* _AIM OF THE EXERCISE_: Skip the pictures and extract all of the lines exactly as written.

··· ENTRIES SUPPLIED

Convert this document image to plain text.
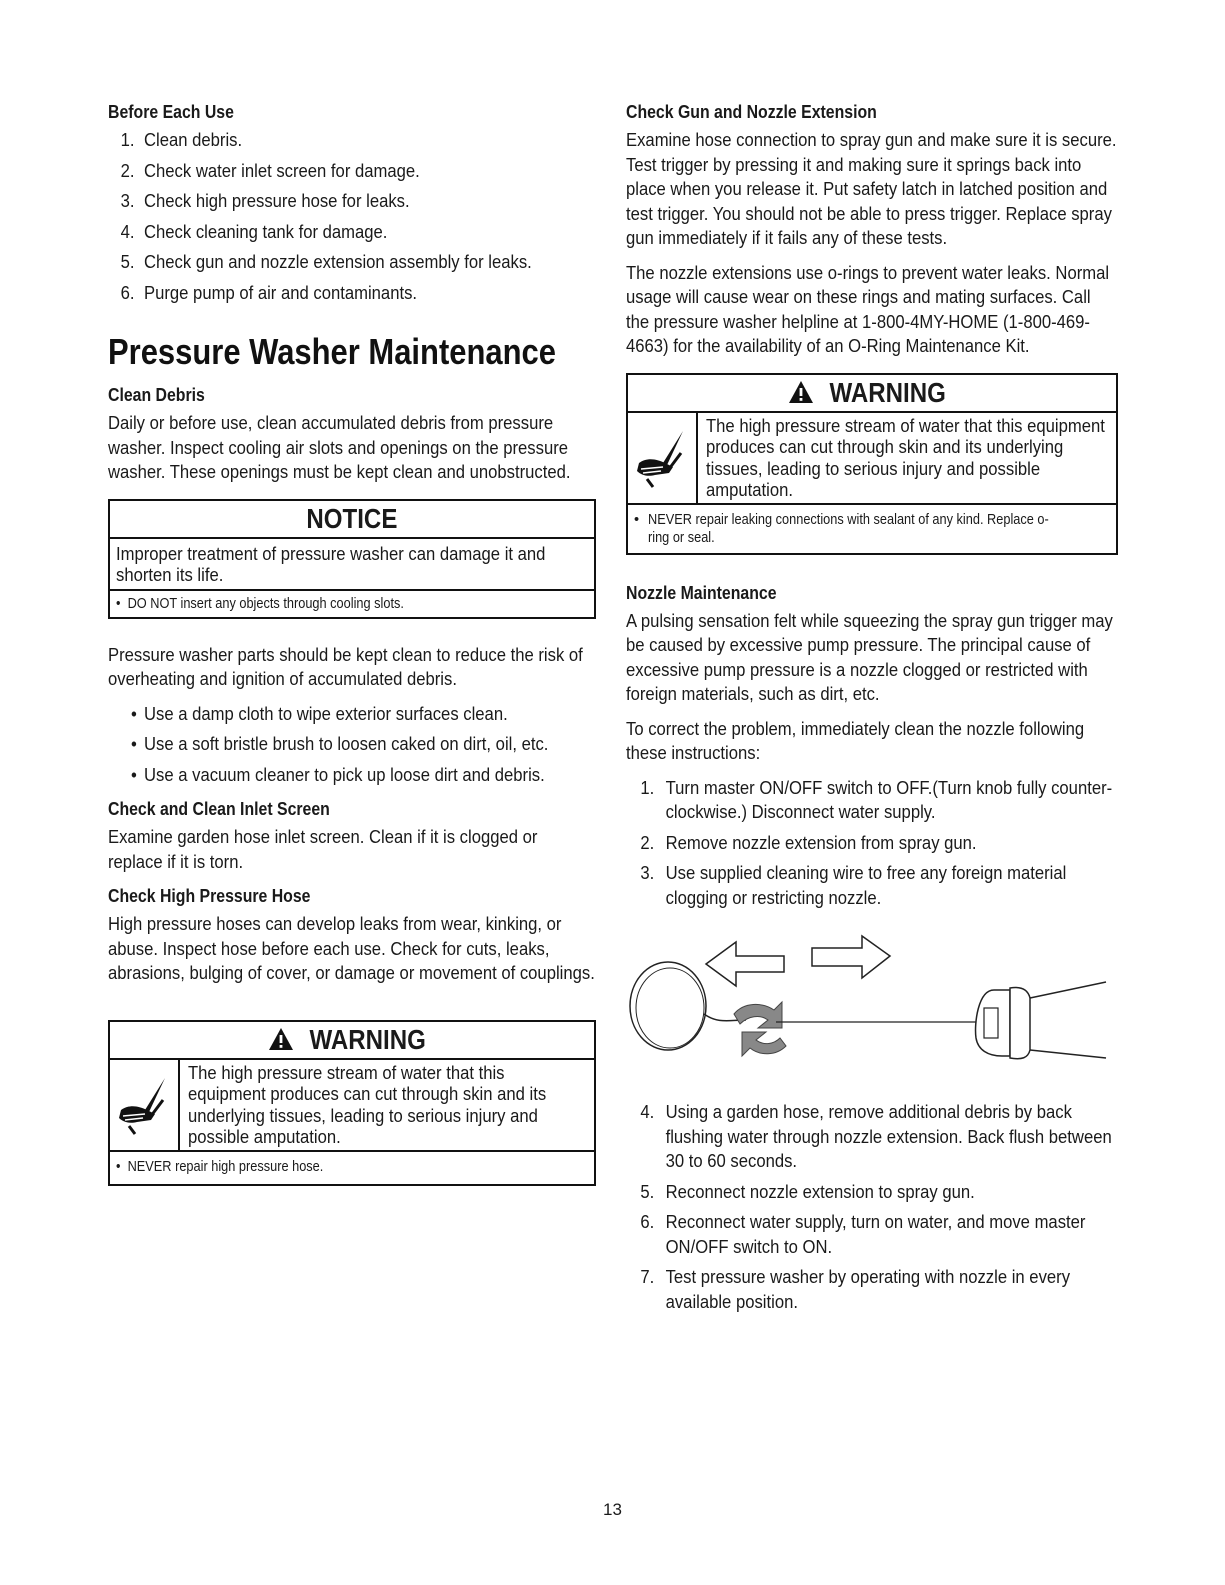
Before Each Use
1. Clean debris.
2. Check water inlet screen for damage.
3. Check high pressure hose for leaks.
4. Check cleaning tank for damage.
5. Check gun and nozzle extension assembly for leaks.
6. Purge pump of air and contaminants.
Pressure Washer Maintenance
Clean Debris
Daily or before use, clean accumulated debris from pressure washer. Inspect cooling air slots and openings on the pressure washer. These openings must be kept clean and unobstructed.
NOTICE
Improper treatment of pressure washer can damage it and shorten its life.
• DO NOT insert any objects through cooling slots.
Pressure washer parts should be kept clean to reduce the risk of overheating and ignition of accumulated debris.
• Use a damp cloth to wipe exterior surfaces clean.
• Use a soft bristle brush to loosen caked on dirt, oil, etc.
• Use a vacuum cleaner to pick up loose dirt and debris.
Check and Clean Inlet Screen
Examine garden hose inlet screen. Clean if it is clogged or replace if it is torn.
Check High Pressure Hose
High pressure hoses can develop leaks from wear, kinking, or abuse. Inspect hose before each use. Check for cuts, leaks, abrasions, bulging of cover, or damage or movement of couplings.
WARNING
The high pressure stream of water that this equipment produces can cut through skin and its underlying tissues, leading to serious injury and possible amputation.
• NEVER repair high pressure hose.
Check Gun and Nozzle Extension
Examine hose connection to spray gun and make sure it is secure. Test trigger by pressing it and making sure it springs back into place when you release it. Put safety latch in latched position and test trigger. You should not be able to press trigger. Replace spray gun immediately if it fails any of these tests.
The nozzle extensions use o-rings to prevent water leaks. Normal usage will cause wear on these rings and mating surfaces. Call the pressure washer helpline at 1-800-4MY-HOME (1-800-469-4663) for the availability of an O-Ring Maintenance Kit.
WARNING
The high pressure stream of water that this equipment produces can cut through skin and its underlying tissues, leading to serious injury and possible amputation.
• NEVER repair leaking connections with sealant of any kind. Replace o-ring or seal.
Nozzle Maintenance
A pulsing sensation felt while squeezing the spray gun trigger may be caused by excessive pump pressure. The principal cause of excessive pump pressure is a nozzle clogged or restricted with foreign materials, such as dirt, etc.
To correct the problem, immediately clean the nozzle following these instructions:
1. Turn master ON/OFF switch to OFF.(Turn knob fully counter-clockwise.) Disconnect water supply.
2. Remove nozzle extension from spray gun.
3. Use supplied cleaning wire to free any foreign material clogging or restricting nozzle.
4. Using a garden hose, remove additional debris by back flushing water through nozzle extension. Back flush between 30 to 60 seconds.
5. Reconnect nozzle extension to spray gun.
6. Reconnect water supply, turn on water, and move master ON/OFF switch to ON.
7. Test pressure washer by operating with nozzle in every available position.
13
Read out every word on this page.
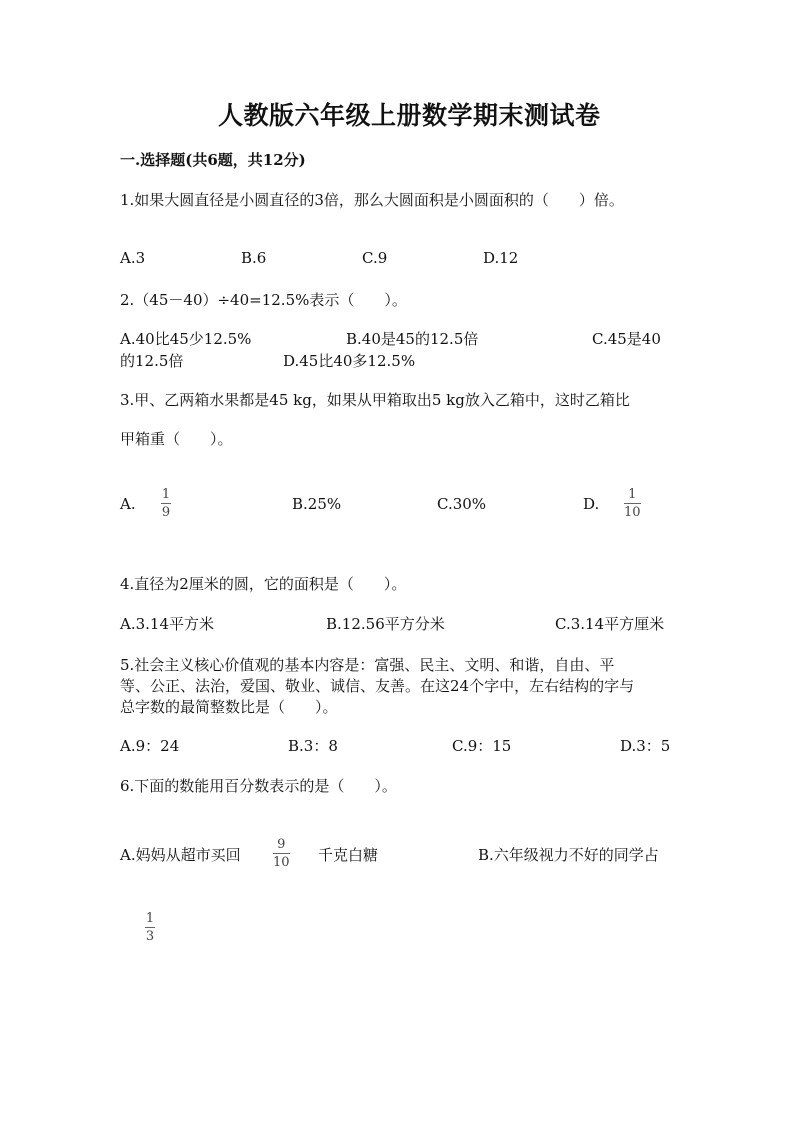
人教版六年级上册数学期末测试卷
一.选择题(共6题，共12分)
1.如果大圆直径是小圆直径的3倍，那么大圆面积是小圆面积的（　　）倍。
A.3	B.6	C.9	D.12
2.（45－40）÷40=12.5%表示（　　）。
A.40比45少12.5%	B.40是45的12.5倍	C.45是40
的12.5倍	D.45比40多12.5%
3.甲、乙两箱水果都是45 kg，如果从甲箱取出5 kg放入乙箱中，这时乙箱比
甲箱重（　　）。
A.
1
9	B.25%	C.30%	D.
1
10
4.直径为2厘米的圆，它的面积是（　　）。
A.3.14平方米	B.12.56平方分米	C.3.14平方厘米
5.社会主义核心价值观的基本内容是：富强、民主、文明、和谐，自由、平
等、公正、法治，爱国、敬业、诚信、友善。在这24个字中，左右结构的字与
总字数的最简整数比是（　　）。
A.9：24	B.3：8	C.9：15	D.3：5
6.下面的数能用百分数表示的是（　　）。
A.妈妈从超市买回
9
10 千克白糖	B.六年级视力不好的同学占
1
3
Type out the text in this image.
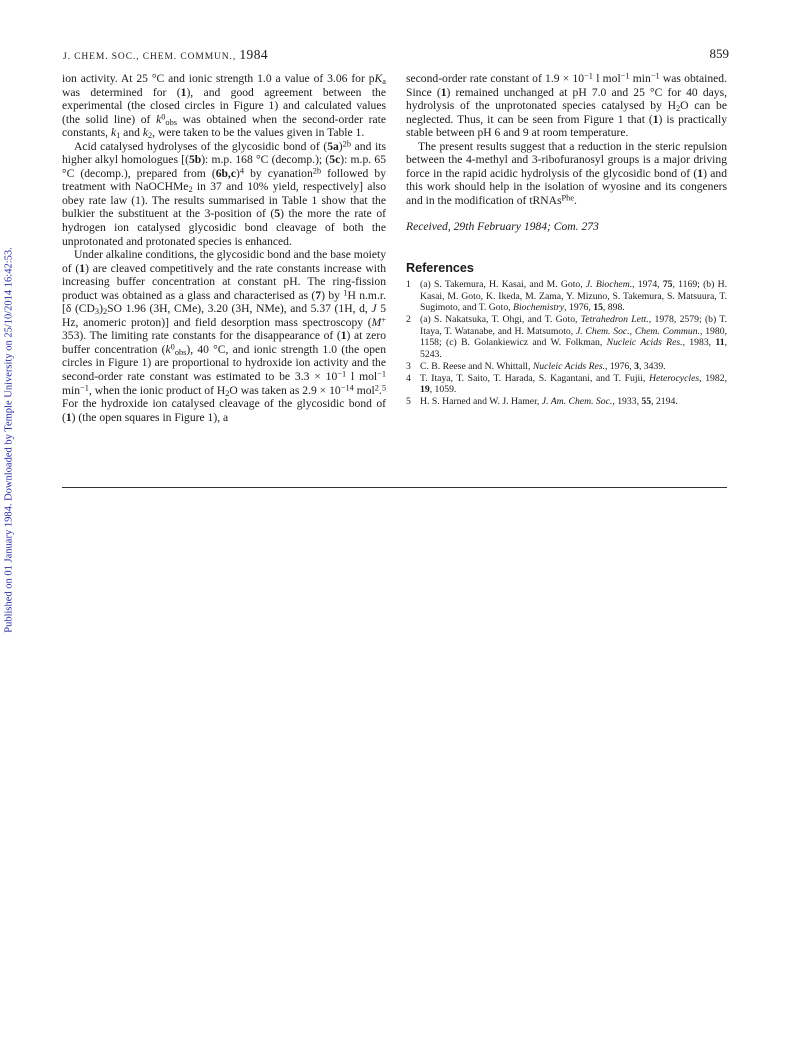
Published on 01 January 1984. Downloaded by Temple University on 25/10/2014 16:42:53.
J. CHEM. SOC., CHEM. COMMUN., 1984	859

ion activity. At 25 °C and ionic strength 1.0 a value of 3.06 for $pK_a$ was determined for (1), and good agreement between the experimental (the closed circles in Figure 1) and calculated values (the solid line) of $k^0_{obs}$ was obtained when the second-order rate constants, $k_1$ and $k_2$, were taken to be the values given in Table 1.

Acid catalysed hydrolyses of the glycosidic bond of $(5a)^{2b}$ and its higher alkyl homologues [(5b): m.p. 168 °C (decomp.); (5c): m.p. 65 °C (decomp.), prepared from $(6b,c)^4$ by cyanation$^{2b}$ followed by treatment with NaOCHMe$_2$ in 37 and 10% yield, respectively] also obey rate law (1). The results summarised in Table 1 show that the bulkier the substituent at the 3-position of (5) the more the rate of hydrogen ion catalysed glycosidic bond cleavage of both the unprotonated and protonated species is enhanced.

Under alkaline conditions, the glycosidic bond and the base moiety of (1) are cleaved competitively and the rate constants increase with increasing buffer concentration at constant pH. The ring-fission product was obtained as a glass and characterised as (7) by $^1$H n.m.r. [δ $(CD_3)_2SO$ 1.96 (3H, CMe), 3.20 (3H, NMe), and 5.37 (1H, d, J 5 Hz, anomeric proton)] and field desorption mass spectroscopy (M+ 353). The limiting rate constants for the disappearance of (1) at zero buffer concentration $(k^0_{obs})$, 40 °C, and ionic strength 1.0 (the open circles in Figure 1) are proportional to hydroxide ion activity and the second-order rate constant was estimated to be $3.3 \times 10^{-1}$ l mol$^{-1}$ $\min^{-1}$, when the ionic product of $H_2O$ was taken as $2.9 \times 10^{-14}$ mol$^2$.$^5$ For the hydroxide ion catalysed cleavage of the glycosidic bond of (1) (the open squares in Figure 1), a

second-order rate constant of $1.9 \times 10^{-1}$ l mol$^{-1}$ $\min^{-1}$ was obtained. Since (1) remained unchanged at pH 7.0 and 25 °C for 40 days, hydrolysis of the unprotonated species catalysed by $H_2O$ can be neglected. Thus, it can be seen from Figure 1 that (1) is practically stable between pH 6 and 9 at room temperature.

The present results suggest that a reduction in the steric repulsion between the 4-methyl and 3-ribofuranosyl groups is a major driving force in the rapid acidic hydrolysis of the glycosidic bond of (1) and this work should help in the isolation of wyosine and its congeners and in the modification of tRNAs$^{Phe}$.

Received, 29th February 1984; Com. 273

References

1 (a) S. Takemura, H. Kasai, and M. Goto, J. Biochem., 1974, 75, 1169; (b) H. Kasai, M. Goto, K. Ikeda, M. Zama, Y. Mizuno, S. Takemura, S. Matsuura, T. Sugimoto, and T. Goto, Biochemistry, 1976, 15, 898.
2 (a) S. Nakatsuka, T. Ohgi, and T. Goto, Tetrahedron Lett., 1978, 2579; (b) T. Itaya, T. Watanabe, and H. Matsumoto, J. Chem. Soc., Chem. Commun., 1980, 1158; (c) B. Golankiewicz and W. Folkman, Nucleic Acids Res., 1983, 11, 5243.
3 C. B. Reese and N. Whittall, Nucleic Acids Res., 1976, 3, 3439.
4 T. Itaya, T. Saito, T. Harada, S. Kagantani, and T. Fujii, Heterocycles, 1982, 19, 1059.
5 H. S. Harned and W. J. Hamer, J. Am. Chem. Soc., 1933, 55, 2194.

······

* _ANSWER IN FULL_:
Convert this document image to plain text.
Before Each Use
1. Clean debris.
2. Check water inlet screen for damage.
3. Check high pressure hose for leaks.
4. Check cleaning tank for damage.
5. Check gun and nozzle extension assembly for leaks.
6. Purge pump of air and contaminants.
Pressure Washer Maintenance
Clean Debris
Daily or before use, clean accumulated debris from pressure washer. Inspect cooling air slots and openings on the pressure washer. These openings must be kept clean and unobstructed.
NOTICE
Improper treatment of pressure washer can damage it and shorten its life.
• DO NOT insert any objects through cooling slots.
Pressure washer parts should be kept clean to reduce the risk of overheating and ignition of accumulated debris.
• Use a damp cloth to wipe exterior surfaces clean.
• Use a soft bristle brush to loosen caked on dirt, oil, etc.
• Use a vacuum cleaner to pick up loose dirt and debris.
Check and Clean Inlet Screen
Examine garden hose inlet screen. Clean if it is clogged or replace if it is torn.
Check High Pressure Hose
High pressure hoses can develop leaks from wear, kinking, or abuse. Inspect hose before each use. Check for cuts, leaks, abrasions, bulging of cover, or damage or movement of couplings.
WARNING
The high pressure stream of water that this equipment produces can cut through skin and its underlying tissues, leading to serious injury and possible amputation.
• NEVER repair high pressure hose.
Check Gun and Nozzle Extension
Examine hose connection to spray gun and make sure it is secure. Test trigger by pressing it and making sure it springs back into place when you release it. Put safety latch in latched position and test trigger. You should not be able to press trigger. Replace spray gun immediately if it fails any of these tests.
The nozzle extensions use o-rings to prevent water leaks. Normal usage will cause wear on these rings and mating surfaces. Call the pressure washer helpline at 1-800-4MY-HOME (1-800-469-4663) for the availability of an O-Ring Maintenance Kit.
WARNING
The high pressure stream of water that this equipment produces can cut through skin and its underlying tissues, leading to serious injury and possible amputation.
• NEVER repair leaking connections with sealant of any kind. Replace o-ring or seal.
Nozzle Maintenance
A pulsing sensation felt while squeezing the spray gun trigger may be caused by excessive pump pressure. The principal cause of excessive pump pressure is a nozzle clogged or restricted with foreign materials, such as dirt, etc.
To correct the problem, immediately clean the nozzle following these instructions:
1. Turn master ON/OFF switch to OFF.(Turn knob fully counter-clockwise.) Disconnect water supply.
2. Remove nozzle extension from spray gun.
3. Use supplied cleaning wire to free any foreign material clogging or restricting nozzle.
4. Using a garden hose, remove additional debris by back flushing water through nozzle extension. Back flush between 30 to 60 seconds.
5. Reconnect nozzle extension to spray gun.
6. Reconnect water supply, turn on water, and move master ON/OFF switch to ON.
7. Test pressure washer by operating with nozzle in every available position.
13
Read out every word on this page.
人教版六年级上册数学期末测试卷
一.选择题(共6题，共12分)
1.如果大圆直径是小圆直径的3倍，那么大圆面积是小圆面积的（　　）倍。
A.3	B.6	C.9	D.12
2.（45－40）÷40=12.5%表示（　　）。
A.40比45少12.5%	B.40是45的12.5倍	C.45是40
的12.5倍	D.45比40多12.5%
3.甲、乙两箱水果都是45 kg，如果从甲箱取出5 kg放入乙箱中，这时乙箱比
甲箱重（　　）。
A.
1
9	B.25%	C.30%	D.
1
10
4.直径为2厘米的圆，它的面积是（　　）。
A.3.14平方米	B.12.56平方分米	C.3.14平方厘米
5.社会主义核心价值观的基本内容是：富强、民主、文明、和谐，自由、平
等、公正、法治，爱国、敬业、诚信、友善。在这24个字中，左右结构的字与
总字数的最简整数比是（　　）。
A.9：24	B.3：8	C.9：15	D.3：5
6.下面的数能用百分数表示的是（　　）。
A.妈妈从超市买回
9
10 千克白糖	B.六年级视力不好的同学占
1
3
Type out the text in this image.
Published on 01 January 1984. Downloaded by Temple University on 25/10/2014 16:42:53.
J. CHEM. SOC., CHEM. COMMUN., 1984	859

ion activity. At 25 °C and ionic strength 1.0 a value of 3.06 for $pK_a$ was determined for (1), and good agreement between the experimental (the closed circles in Figure 1) and calculated values (the solid line) of $k^0_{obs}$ was obtained when the second-order rate constants, $k_1$ and $k_2$, were taken to be the values given in Table 1.

Acid catalysed hydrolyses of the glycosidic bond of $(5a)^{2b}$ and its higher alkyl homologues [(5b): m.p. 168 °C (decomp.); (5c): m.p. 65 °C (decomp.), prepared from $(6b,c)^4$ by cyanation$^{2b}$ followed by treatment with NaOCHMe$_2$ in 37 and 10% yield, respectively] also obey rate law (1). The results summarised in Table 1 show that the bulkier the substituent at the 3-position of (5) the more the rate of hydrogen ion catalysed glycosidic bond cleavage of both the unprotonated and protonated species is enhanced.

Under alkaline conditions, the glycosidic bond and the base moiety of (1) are cleaved competitively and the rate constants increase with increasing buffer concentration at constant pH. The ring-fission product was obtained as a glass and characterised as (7) by $^1$H n.m.r. [δ $(CD_3)_2SO$ 1.96 (3H, CMe), 3.20 (3H, NMe), and 5.37 (1H, d, J 5 Hz, anomeric proton)] and field desorption mass spectroscopy (M+ 353). The limiting rate constants for the disappearance of (1) at zero buffer concentration $(k^0_{obs})$, 40 °C, and ionic strength 1.0 (the open circles in Figure 1) are proportional to hydroxide ion activity and the second-order rate constant was estimated to be $3.3 \times 10^{-1}$ l mol$^{-1}$ $\min^{-1}$, when the ionic product of $H_2O$ was taken as $2.9 \times 10^{-14}$ mol$^2$.$^5$ For the hydroxide ion catalysed cleavage of the glycosidic bond of (1) (the open squares in Figure 1), a

second-order rate constant of $1.9 \times 10^{-1}$ l mol$^{-1}$ $\min^{-1}$ was obtained. Since (1) remained unchanged at pH 7.0 and 25 °C for 40 days, hydrolysis of the unprotonated species catalysed by $H_2O$ can be neglected. Thus, it can be seen from Figure 1 that (1) is practically stable between pH 6 and 9 at room temperature.

The present results suggest that a reduction in the steric repulsion between the 4-methyl and 3-ribofuranosyl groups is a major driving force in the rapid acidic hydrolysis of the glycosidic bond of (1) and this work should help in the isolation of wyosine and its congeners and in the modification of tRNAs$^{Phe}$.

Received, 29th February 1984; Com. 273

References

1 (a) S. Takemura, H. Kasai, and M. Goto, J. Biochem., 1974, 75, 1169; (b) H. Kasai, M. Goto, K. Ikeda, M. Zama, Y. Mizuno, S. Takemura, S. Matsuura, T. Sugimoto, and T. Goto, Biochemistry, 1976, 15, 898.
2 (a) S. Nakatsuka, T. Ohgi, and T. Goto, Tetrahedron Lett., 1978, 2579; (b) T. Itaya, T. Watanabe, and H. Matsumoto, J. Chem. Soc., Chem. Commun., 1980, 1158; (c) B. Golankiewicz and W. Folkman, Nucleic Acids Res., 1983, 11, 5243.
3 C. B. Reese and N. Whittall, Nucleic Acids Res., 1976, 3, 3439.
4 T. Itaya, T. Saito, T. Harada, S. Kagantani, and T. Fujii, Heterocycles, 1982, 19, 1059.
5 H. S. Harned and W. J. Hamer, J. Am. Chem. Soc., 1933, 55, 2194.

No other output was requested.